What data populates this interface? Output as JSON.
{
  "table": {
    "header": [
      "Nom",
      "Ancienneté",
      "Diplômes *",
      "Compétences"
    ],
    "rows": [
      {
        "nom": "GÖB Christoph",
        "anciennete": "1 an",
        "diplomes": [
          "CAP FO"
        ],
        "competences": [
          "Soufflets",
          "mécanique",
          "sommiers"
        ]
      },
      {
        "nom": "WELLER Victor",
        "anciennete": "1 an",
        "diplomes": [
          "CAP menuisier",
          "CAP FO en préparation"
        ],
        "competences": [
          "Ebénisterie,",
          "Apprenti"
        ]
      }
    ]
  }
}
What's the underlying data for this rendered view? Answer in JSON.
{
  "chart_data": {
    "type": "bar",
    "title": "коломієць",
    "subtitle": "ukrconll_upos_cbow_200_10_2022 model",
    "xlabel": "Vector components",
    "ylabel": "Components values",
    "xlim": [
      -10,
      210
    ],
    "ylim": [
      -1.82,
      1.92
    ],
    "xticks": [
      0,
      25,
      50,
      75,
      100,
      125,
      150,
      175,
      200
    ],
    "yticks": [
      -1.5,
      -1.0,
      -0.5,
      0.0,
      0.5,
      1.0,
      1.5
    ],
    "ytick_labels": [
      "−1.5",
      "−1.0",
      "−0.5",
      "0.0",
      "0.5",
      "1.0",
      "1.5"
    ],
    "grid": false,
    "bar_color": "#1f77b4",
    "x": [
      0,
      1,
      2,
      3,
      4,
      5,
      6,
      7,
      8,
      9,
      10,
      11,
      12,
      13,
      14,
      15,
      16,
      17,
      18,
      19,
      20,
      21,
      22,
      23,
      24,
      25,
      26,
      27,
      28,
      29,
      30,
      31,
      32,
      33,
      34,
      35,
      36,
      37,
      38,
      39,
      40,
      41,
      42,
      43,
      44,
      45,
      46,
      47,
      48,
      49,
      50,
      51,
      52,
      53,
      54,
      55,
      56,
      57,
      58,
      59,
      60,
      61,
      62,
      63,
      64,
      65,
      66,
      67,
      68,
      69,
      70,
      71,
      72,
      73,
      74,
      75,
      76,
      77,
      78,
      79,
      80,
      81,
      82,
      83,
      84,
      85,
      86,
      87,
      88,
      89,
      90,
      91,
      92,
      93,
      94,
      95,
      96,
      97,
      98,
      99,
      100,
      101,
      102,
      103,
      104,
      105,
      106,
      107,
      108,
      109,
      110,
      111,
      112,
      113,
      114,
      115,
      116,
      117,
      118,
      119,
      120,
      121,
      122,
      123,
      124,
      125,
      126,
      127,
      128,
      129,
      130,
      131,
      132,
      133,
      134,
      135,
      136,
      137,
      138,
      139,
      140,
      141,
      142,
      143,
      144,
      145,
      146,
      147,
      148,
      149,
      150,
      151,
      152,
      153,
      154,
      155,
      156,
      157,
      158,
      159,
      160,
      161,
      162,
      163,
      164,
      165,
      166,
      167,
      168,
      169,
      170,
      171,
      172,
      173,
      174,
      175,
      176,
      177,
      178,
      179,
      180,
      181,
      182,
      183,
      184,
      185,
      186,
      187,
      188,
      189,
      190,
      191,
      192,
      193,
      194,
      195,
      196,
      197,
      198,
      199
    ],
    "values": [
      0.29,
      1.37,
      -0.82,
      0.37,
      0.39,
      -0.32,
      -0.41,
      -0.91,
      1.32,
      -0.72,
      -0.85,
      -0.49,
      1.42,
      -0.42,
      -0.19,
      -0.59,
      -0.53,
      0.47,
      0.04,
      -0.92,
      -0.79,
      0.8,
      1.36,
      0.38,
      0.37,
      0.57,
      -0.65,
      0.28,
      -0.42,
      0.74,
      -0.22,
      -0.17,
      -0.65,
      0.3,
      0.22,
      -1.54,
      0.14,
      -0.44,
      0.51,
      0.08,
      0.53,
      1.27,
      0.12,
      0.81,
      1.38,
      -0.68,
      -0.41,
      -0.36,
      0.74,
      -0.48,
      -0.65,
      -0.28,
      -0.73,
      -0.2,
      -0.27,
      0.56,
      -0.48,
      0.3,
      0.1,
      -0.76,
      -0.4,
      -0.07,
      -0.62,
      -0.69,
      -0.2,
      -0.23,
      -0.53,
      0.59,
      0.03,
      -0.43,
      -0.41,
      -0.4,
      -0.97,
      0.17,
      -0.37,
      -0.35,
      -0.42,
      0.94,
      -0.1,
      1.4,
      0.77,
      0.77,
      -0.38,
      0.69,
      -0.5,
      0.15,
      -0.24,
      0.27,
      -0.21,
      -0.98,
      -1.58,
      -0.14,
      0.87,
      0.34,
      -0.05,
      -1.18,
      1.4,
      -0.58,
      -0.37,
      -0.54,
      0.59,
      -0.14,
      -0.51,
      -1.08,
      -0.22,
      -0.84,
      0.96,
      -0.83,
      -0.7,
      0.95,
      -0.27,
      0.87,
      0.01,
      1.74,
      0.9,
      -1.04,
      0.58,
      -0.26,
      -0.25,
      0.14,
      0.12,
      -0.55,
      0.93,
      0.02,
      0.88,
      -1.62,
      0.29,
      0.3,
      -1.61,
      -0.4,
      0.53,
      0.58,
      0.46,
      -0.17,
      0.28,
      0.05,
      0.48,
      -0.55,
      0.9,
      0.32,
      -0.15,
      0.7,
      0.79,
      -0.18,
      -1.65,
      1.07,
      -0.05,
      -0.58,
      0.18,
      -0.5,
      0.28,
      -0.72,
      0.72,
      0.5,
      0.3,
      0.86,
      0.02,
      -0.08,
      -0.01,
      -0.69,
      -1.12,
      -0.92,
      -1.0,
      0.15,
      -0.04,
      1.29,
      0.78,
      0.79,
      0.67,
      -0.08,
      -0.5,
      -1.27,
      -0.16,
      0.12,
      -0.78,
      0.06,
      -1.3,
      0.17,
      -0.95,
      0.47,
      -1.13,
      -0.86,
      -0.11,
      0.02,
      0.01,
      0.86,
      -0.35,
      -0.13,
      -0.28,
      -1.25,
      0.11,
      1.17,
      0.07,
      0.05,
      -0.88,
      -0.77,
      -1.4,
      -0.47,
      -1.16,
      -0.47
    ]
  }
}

-------------------------

▶ [Task]:
Reproduce the entries above in full, verbatim.

▶ [Answer to the problem]:
What data populates this interface? Output as JSON.
{
  "table": {
    "header": [
      "Nom",
      "Ancienneté",
      "Diplômes *",
      "Compétences"
    ],
    "rows": [
      {
        "nom": "GÖB Christoph",
        "anciennete": "1 an",
        "diplomes": [
          "CAP FO"
        ],
        "competences": [
          "Soufflets",
          "mécanique",
          "sommiers"
        ]
      },
      {
        "nom": "WELLER Victor",
        "anciennete": "1 an",
        "diplomes": [
          "CAP menuisier",
          "CAP FO en préparation"
        ],
        "competences": [
          "Ebénisterie,",
          "Apprenti"
        ]
      }
    ]
  }
}
What's the underlying data for this rendered view? Answer in JSON.
{
  "chart_data": {
    "type": "bar",
    "title": "коломієць",
    "subtitle": "ukrconll_upos_cbow_200_10_2022 model",
    "xlabel": "Vector components",
    "ylabel": "Components values",
    "xlim": [
      -10,
      210
    ],
    "ylim": [
      -1.82,
      1.92
    ],
    "xticks": [
      0,
      25,
      50,
      75,
      100,
      125,
      150,
      175,
      200
    ],
    "yticks": [
      -1.5,
      -1.0,
      -0.5,
      0.0,
      0.5,
      1.0,
      1.5
    ],
    "ytick_labels": [
      "−1.5",
      "−1.0",
      "−0.5",
      "0.0",
      "0.5",
      "1.0",
      "1.5"
    ],
    "grid": false,
    "bar_color": "#1f77b4",
    "x": [
      0,
      1,
      2,
      3,
      4,
      5,
      6,
      7,
      8,
      9,
      10,
      11,
      12,
      13,
      14,
      15,
      16,
      17,
      18,
      19,
      20,
      21,
      22,
      23,
      24,
      25,
      26,
      27,
      28,
      29,
      30,
      31,
      32,
      33,
      34,
      35,
      36,
      37,
      38,
      39,
      40,
      41,
      42,
      43,
      44,
      45,
      46,
      47,
      48,
      49,
      50,
      51,
      52,
      53,
      54,
      55,
      56,
      57,
      58,
      59,
      60,
      61,
      62,
      63,
      64,
      65,
      66,
      67,
      68,
      69,
      70,
      71,
      72,
      73,
      74,
      75,
      76,
      77,
      78,
      79,
      80,
      81,
      82,
      83,
      84,
      85,
      86,
      87,
      88,
      89,
      90,
      91,
      92,
      93,
      94,
      95,
      96,
      97,
      98,
      99,
      100,
      101,
      102,
      103,
      104,
      105,
      106,
      107,
      108,
      109,
      110,
      111,
      112,
      113,
      114,
      115,
      116,
      117,
      118,
      119,
      120,
      121,
      122,
      123,
      124,
      125,
      126,
      127,
      128,
      129,
      130,
      131,
      132,
      133,
      134,
      135,
      136,
      137,
      138,
      139,
      140,
      141,
      142,
      143,
      144,
      145,
      146,
      147,
      148,
      149,
      150,
      151,
      152,
      153,
      154,
      155,
      156,
      157,
      158,
      159,
      160,
      161,
      162,
      163,
      164,
      165,
      166,
      167,
      168,
      169,
      170,
      171,
      172,
      173,
      174,
      175,
      176,
      177,
      178,
      179,
      180,
      181,
      182,
      183,
      184,
      185,
      186,
      187,
      188,
      189,
      190,
      191,
      192,
      193,
      194,
      195,
      196,
      197,
      198,
      199
    ],
    "values": [
      0.29,
      1.37,
      -0.82,
      0.37,
      0.39,
      -0.32,
      -0.41,
      -0.91,
      1.32,
      -0.72,
      -0.85,
      -0.49,
      1.42,
      -0.42,
      -0.19,
      -0.59,
      -0.53,
      0.47,
      0.04,
      -0.92,
      -0.79,
      0.8,
      1.36,
      0.38,
      0.37,
      0.57,
      -0.65,
      0.28,
      -0.42,
      0.74,
      -0.22,
      -0.17,
      -0.65,
      0.3,
      0.22,
      -1.54,
      0.14,
      -0.44,
      0.51,
      0.08,
      0.53,
      1.27,
      0.12,
      0.81,
      1.38,
      -0.68,
      -0.41,
      -0.36,
      0.74,
      -0.48,
      -0.65,
      -0.28,
      -0.73,
      -0.2,
      -0.27,
      0.56,
      -0.48,
      0.3,
      0.1,
      -0.76,
      -0.4,
      -0.07,
      -0.62,
      -0.69,
      -0.2,
      -0.23,
      -0.53,
      0.59,
      0.03,
      -0.43,
      -0.41,
      -0.4,
      -0.97,
      0.17,
      -0.37,
      -0.35,
      -0.42,
      0.94,
      -0.1,
      1.4,
      0.77,
      0.77,
      -0.38,
      0.69,
      -0.5,
      0.15,
      -0.24,
      0.27,
      -0.21,
      -0.98,
      -1.58,
      -0.14,
      0.87,
      0.34,
      -0.05,
      -1.18,
      1.4,
      -0.58,
      -0.37,
      -0.54,
      0.59,
      -0.14,
      -0.51,
      -1.08,
      -0.22,
      -0.84,
      0.96,
      -0.83,
      -0.7,
      0.95,
      -0.27,
      0.87,
      0.01,
      1.74,
      0.9,
      -1.04,
      0.58,
      -0.26,
      -0.25,
      0.14,
      0.12,
      -0.55,
      0.93,
      0.02,
      0.88,
      -1.62,
      0.29,
      0.3,
      -1.61,
      -0.4,
      0.53,
      0.58,
      0.46,
      -0.17,
      0.28,
      0.05,
      0.48,
      -0.55,
      0.9,
      0.32,
      -0.15,
      0.7,
      0.79,
      -0.18,
      -1.65,
      1.07,
      -0.05,
      -0.58,
      0.18,
      -0.5,
      0.28,
      -0.72,
      0.72,
      0.5,
      0.3,
      0.86,
      0.02,
      -0.08,
      -0.01,
      -0.69,
      -1.12,
      -0.92,
      -1.0,
      0.15,
      -0.04,
      1.29,
      0.78,
      0.79,
      0.67,
      -0.08,
      -0.5,
      -1.27,
      -0.16,
      0.12,
      -0.78,
      0.06,
      -1.3,
      0.17,
      -0.95,
      0.47,
      -1.13,
      -0.86,
      -0.11,
      0.02,
      0.01,
      0.86,
      -0.35,
      -0.13,
      -0.28,
      -1.25,
      0.11,
      1.17,
      0.07,
      0.05,
      -0.88,
      -0.77,
      -1.4,
      -0.47,
      -1.16,
      -0.47
    ]
  }
}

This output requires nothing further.